Part of a data file
===============

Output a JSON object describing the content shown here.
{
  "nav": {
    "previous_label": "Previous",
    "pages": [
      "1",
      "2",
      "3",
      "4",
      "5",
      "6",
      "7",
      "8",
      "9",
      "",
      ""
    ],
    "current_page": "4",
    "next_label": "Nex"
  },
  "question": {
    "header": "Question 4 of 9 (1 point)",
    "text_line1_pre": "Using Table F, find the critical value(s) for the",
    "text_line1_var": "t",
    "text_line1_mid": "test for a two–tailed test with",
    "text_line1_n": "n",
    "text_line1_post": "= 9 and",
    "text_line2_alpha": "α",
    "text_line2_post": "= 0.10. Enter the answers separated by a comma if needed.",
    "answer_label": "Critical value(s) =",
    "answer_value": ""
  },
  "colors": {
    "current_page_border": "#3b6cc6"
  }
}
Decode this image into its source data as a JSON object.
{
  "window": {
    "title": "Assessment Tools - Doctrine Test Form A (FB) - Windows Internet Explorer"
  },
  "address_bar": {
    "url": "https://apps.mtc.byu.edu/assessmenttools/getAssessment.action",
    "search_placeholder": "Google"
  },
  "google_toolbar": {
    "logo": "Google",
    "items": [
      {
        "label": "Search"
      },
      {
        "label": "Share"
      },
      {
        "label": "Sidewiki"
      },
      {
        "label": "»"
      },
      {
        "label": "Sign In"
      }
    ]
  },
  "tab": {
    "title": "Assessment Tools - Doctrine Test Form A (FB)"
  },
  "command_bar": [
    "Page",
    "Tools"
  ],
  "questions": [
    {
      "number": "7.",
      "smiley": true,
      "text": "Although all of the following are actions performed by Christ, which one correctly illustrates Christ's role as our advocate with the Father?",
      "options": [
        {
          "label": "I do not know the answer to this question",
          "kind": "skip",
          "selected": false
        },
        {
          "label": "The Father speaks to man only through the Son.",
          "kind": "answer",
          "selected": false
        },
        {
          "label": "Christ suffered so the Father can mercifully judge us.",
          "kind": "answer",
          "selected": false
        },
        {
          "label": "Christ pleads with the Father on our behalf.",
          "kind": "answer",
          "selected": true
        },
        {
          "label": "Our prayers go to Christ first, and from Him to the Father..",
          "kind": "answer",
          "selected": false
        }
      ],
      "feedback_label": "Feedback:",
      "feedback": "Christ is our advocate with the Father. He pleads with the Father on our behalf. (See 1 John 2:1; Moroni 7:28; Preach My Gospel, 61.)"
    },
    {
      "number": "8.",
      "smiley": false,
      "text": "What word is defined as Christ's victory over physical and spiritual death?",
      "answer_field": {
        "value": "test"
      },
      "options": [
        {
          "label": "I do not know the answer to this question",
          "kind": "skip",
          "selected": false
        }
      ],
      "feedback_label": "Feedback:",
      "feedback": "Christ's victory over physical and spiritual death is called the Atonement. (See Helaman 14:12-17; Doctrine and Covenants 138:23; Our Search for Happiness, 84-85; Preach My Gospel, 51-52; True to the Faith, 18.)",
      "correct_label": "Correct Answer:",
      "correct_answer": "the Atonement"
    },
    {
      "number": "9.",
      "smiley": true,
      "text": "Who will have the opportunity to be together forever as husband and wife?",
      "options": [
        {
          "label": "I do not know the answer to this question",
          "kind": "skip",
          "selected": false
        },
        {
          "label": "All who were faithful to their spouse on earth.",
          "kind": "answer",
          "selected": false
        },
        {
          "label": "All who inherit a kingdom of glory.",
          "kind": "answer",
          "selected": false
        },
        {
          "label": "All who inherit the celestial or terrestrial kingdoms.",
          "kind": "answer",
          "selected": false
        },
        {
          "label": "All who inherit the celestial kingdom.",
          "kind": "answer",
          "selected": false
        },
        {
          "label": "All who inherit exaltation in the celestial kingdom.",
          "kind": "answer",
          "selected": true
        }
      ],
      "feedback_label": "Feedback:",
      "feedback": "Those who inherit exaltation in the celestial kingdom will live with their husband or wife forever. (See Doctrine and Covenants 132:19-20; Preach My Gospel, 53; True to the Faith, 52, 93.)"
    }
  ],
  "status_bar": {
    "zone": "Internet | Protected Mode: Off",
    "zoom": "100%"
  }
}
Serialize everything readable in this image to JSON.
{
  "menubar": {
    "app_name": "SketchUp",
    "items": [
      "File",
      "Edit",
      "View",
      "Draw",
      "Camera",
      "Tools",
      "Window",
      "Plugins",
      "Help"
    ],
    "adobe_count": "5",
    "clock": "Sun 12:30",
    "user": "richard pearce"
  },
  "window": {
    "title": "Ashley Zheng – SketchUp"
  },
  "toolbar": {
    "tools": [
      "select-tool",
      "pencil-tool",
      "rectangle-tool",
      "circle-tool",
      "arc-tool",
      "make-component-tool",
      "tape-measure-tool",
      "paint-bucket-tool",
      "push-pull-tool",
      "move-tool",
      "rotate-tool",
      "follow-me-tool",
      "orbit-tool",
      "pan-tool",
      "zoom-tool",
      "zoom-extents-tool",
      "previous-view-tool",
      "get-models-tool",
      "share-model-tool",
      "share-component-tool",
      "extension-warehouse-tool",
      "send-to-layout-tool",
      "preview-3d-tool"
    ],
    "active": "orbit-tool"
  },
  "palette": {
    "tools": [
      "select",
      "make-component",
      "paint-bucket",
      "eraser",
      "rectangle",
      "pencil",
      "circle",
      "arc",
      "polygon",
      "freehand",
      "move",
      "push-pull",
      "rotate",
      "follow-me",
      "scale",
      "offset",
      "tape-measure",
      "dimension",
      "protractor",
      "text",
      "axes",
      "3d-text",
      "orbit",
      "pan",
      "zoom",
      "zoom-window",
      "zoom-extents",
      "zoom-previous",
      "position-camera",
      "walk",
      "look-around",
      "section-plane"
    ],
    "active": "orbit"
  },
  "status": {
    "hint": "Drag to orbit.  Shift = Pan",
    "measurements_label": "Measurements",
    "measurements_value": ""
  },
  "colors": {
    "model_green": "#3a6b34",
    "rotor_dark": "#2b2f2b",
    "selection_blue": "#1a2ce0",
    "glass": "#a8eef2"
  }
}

===============

Reproduce every line above without error.

Output a JSON object describing the content shown here.
{
  "nav": {
    "previous_label": "Previous",
    "pages": [
      "1",
      "2",
      "3",
      "4",
      "5",
      "6",
      "7",
      "8",
      "9",
      "",
      ""
    ],
    "current_page": "4",
    "next_label": "Nex"
  },
  "question": {
    "header": "Question 4 of 9 (1 point)",
    "text_line1_pre": "Using Table F, find the critical value(s) for the",
    "text_line1_var": "t",
    "text_line1_mid": "test for a two–tailed test with",
    "text_line1_n": "n",
    "text_line1_post": "= 9 and",
    "text_line2_alpha": "α",
    "text_line2_post": "= 0.10. Enter the answers separated by a comma if needed.",
    "answer_label": "Critical value(s) =",
    "answer_value": ""
  },
  "colors": {
    "current_page_border": "#3b6cc6"
  }
}
Decode this image into its source data as a JSON object.
{
  "window": {
    "title": "Assessment Tools - Doctrine Test Form A (FB) - Windows Internet Explorer"
  },
  "address_bar": {
    "url": "https://apps.mtc.byu.edu/assessmenttools/getAssessment.action",
    "search_placeholder": "Google"
  },
  "google_toolbar": {
    "logo": "Google",
    "items": [
      {
        "label": "Search"
      },
      {
        "label": "Share"
      },
      {
        "label": "Sidewiki"
      },
      {
        "label": "»"
      },
      {
        "label": "Sign In"
      }
    ]
  },
  "tab": {
    "title": "Assessment Tools - Doctrine Test Form A (FB)"
  },
  "command_bar": [
    "Page",
    "Tools"
  ],
  "questions": [
    {
      "number": "7.",
      "smiley": true,
      "text": "Although all of the following are actions performed by Christ, which one correctly illustrates Christ's role as our advocate with the Father?",
      "options": [
        {
          "label": "I do not know the answer to this question",
          "kind": "skip",
          "selected": false
        },
        {
          "label": "The Father speaks to man only through the Son.",
          "kind": "answer",
          "selected": false
        },
        {
          "label": "Christ suffered so the Father can mercifully judge us.",
          "kind": "answer",
          "selected": false
        },
        {
          "label": "Christ pleads with the Father on our behalf.",
          "kind": "answer",
          "selected": true
        },
        {
          "label": "Our prayers go to Christ first, and from Him to the Father..",
          "kind": "answer",
          "selected": false
        }
      ],
      "feedback_label": "Feedback:",
      "feedback": "Christ is our advocate with the Father. He pleads with the Father on our behalf. (See 1 John 2:1; Moroni 7:28; Preach My Gospel, 61.)"
    },
    {
      "number": "8.",
      "smiley": false,
      "text": "What word is defined as Christ's victory over physical and spiritual death?",
      "answer_field": {
        "value": "test"
      },
      "options": [
        {
          "label": "I do not know the answer to this question",
          "kind": "skip",
          "selected": false
        }
      ],
      "feedback_label": "Feedback:",
      "feedback": "Christ's victory over physical and spiritual death is called the Atonement. (See Helaman 14:12-17; Doctrine and Covenants 138:23; Our Search for Happiness, 84-85; Preach My Gospel, 51-52; True to the Faith, 18.)",
      "correct_label": "Correct Answer:",
      "correct_answer": "the Atonement"
    },
    {
      "number": "9.",
      "smiley": true,
      "text": "Who will have the opportunity to be together forever as husband and wife?",
      "options": [
        {
          "label": "I do not know the answer to this question",
          "kind": "skip",
          "selected": false
        },
        {
          "label": "All who were faithful to their spouse on earth.",
          "kind": "answer",
          "selected": false
        },
        {
          "label": "All who inherit a kingdom of glory.",
          "kind": "answer",
          "selected": false
        },
        {
          "label": "All who inherit the celestial or terrestrial kingdoms.",
          "kind": "answer",
          "selected": false
        },
        {
          "label": "All who inherit the celestial kingdom.",
          "kind": "answer",
          "selected": false
        },
        {
          "label": "All who inherit exaltation in the celestial kingdom.",
          "kind": "answer",
          "selected": true
        }
      ],
      "feedback_label": "Feedback:",
      "feedback": "Those who inherit exaltation in the celestial kingdom will live with their husband or wife forever. (See Doctrine and Covenants 132:19-20; Preach My Gospel, 53; True to the Faith, 52, 93.)"
    }
  ],
  "status_bar": {
    "zone": "Internet | Protected Mode: Off",
    "zoom": "100%"
  }
}
Serialize everything readable in this image to JSON.
{
  "menubar": {
    "app_name": "SketchUp",
    "items": [
      "File",
      "Edit",
      "View",
      "Draw",
      "Camera",
      "Tools",
      "Window",
      "Plugins",
      "Help"
    ],
    "adobe_count": "5",
    "clock": "Sun 12:30",
    "user": "richard pearce"
  },
  "window": {
    "title": "Ashley Zheng – SketchUp"
  },
  "toolbar": {
    "tools": [
      "select-tool",
      "pencil-tool",
      "rectangle-tool",
      "circle-tool",
      "arc-tool",
      "make-component-tool",
      "tape-measure-tool",
      "paint-bucket-tool",
      "push-pull-tool",
      "move-tool",
      "rotate-tool",
      "follow-me-tool",
      "orbit-tool",
      "pan-tool",
      "zoom-tool",
      "zoom-extents-tool",
      "previous-view-tool",
      "get-models-tool",
      "share-model-tool",
      "share-component-tool",
      "extension-warehouse-tool",
      "send-to-layout-tool",
      "preview-3d-tool"
    ],
    "active": "orbit-tool"
  },
  "palette": {
    "tools": [
      "select",
      "make-component",
      "paint-bucket",
      "eraser",
      "rectangle",
      "pencil",
      "circle",
      "arc",
      "polygon",
      "freehand",
      "move",
      "push-pull",
      "rotate",
      "follow-me",
      "scale",
      "offset",
      "tape-measure",
      "dimension",
      "protractor",
      "text",
      "axes",
      "3d-text",
      "orbit",
      "pan",
      "zoom",
      "zoom-window",
      "zoom-extents",
      "zoom-previous",
      "position-camera",
      "walk",
      "look-around",
      "section-plane"
    ],
    "active": "orbit"
  },
  "status": {
    "hint": "Drag to orbit.  Shift = Pan",
    "measurements_label": "Measurements",
    "measurements_value": ""
  },
  "colors": {
    "model_green": "#3a6b34",
    "rotor_dark": "#2b2f2b",
    "selection_blue": "#1a2ce0",
    "glass": "#a8eef2"
  }
}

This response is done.